+++ PROVIDED DATA +++

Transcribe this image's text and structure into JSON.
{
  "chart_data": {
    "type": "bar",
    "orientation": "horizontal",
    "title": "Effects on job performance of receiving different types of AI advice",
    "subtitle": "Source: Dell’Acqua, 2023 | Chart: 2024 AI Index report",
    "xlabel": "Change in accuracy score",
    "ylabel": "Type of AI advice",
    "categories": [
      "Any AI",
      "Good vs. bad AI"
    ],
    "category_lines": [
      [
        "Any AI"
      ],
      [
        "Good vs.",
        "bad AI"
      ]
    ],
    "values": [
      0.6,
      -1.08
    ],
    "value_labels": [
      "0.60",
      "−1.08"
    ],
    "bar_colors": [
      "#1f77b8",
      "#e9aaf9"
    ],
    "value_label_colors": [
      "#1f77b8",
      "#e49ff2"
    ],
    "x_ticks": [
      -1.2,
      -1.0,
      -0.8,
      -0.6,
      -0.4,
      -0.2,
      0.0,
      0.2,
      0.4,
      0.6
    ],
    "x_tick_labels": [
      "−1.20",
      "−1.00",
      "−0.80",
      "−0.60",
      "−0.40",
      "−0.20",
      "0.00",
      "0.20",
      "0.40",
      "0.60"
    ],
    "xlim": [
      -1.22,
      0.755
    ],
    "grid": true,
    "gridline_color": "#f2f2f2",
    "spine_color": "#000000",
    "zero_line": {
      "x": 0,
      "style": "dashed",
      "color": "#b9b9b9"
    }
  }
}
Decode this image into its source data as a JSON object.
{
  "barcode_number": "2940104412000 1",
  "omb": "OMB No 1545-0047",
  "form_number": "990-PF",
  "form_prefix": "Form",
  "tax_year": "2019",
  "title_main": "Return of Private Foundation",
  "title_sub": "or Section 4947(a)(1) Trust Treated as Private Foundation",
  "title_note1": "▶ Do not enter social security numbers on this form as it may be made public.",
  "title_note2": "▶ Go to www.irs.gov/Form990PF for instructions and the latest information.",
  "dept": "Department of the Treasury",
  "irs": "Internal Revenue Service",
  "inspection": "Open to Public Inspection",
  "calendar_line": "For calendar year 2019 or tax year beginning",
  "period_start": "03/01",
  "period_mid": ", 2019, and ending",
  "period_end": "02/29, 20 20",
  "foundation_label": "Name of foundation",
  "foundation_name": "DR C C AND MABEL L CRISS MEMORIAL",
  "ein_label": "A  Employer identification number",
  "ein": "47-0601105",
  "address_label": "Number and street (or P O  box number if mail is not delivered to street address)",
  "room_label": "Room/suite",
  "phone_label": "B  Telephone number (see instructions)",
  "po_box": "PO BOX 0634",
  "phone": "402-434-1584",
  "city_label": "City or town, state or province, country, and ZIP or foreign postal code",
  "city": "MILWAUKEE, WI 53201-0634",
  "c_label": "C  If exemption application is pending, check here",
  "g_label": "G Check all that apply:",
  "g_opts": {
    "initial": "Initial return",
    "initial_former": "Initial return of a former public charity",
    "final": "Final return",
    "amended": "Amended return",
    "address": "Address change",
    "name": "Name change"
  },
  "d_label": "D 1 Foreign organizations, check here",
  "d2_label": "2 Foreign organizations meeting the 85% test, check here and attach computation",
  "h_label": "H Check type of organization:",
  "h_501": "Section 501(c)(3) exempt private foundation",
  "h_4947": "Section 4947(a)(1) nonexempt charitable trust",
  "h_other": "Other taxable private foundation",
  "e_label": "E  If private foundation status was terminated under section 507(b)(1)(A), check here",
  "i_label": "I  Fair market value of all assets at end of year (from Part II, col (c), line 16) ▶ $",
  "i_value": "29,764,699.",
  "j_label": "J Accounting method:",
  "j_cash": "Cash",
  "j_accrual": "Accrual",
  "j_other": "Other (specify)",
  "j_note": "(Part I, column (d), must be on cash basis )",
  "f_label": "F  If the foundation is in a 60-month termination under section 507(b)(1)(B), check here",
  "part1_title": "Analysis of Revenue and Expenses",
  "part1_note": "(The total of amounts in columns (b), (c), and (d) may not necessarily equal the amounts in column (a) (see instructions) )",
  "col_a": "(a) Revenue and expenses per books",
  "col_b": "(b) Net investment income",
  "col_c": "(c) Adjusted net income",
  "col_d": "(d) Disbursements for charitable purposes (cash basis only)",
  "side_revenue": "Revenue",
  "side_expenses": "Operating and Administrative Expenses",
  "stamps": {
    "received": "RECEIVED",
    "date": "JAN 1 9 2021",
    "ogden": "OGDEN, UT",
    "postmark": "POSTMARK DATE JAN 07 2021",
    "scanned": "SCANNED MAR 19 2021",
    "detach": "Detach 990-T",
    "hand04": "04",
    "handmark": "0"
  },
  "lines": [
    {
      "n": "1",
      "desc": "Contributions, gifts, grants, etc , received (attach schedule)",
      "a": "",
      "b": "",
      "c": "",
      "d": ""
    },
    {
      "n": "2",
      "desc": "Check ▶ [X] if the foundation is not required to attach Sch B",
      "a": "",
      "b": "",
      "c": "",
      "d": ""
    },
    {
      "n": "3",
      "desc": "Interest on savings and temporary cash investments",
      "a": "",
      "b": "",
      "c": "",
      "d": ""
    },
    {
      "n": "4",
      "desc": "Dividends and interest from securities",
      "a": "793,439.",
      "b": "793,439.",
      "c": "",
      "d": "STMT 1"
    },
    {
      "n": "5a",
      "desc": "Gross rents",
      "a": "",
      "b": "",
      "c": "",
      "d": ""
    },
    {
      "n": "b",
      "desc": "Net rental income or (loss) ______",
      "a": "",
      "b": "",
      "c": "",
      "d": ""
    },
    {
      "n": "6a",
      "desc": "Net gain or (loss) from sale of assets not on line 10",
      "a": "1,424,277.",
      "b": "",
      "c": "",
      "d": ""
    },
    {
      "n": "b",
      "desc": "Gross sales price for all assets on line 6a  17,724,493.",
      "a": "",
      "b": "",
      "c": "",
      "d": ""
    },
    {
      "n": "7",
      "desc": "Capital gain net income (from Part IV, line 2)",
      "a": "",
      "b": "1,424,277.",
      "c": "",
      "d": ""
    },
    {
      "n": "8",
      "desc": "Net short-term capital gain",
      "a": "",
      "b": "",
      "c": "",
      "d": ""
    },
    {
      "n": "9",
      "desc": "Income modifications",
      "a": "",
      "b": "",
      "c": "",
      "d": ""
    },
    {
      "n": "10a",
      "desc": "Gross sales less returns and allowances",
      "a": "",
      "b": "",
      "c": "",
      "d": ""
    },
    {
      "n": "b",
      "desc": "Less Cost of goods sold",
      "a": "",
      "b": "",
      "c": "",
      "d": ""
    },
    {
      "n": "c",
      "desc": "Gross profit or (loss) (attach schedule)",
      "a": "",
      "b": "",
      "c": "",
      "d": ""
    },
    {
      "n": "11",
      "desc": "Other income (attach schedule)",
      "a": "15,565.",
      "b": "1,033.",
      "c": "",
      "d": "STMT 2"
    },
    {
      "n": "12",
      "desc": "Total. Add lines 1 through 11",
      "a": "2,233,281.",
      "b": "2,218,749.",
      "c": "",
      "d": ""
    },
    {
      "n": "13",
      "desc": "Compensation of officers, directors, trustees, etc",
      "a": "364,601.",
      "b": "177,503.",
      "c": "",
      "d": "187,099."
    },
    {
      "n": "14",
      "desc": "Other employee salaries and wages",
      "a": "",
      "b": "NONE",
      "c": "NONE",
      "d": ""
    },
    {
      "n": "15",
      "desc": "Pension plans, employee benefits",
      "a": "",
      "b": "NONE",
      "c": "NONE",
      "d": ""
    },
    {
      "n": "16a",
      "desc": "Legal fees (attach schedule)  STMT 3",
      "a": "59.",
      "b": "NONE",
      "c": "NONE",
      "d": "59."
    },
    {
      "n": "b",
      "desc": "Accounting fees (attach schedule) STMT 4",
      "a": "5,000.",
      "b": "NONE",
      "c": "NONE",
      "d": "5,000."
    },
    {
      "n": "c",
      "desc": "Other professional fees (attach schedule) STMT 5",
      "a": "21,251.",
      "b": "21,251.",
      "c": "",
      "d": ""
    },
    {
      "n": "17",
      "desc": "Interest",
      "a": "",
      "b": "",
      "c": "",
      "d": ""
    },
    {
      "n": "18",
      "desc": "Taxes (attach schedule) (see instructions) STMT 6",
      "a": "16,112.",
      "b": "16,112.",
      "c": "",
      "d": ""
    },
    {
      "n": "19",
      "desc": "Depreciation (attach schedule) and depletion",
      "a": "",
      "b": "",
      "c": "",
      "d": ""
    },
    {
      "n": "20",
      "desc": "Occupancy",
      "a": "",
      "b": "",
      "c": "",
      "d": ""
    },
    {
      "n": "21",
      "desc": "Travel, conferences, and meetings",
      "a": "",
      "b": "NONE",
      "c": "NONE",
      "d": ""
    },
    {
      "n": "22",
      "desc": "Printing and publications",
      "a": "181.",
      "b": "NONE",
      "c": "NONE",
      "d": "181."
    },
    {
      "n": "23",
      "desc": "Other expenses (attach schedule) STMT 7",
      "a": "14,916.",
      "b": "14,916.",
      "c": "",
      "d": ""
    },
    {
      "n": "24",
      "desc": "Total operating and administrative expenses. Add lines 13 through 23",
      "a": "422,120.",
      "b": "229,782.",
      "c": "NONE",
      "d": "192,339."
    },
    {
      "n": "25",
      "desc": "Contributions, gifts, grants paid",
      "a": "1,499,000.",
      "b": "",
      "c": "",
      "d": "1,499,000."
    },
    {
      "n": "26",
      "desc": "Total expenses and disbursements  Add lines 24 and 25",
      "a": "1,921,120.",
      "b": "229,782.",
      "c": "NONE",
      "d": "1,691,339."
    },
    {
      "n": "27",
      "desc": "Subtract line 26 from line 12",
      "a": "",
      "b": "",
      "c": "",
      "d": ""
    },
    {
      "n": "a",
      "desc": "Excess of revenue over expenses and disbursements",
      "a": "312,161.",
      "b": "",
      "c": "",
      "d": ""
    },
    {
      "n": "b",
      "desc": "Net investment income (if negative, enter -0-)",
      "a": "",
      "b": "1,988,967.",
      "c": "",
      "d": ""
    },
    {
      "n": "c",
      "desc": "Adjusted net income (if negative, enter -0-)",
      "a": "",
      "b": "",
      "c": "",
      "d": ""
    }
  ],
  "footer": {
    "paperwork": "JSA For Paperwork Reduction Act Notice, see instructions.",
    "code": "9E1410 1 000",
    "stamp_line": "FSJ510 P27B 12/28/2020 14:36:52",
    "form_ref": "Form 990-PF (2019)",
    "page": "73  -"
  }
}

+++

▶ SET TASK: Search the records for the word "Adjusted". Copy every line that has it.

▶ EXPECTED ANSWER:
  "col_c": "(c) Adjusted net income",
      "desc": "Adjusted net income (if negative, enter -0-)",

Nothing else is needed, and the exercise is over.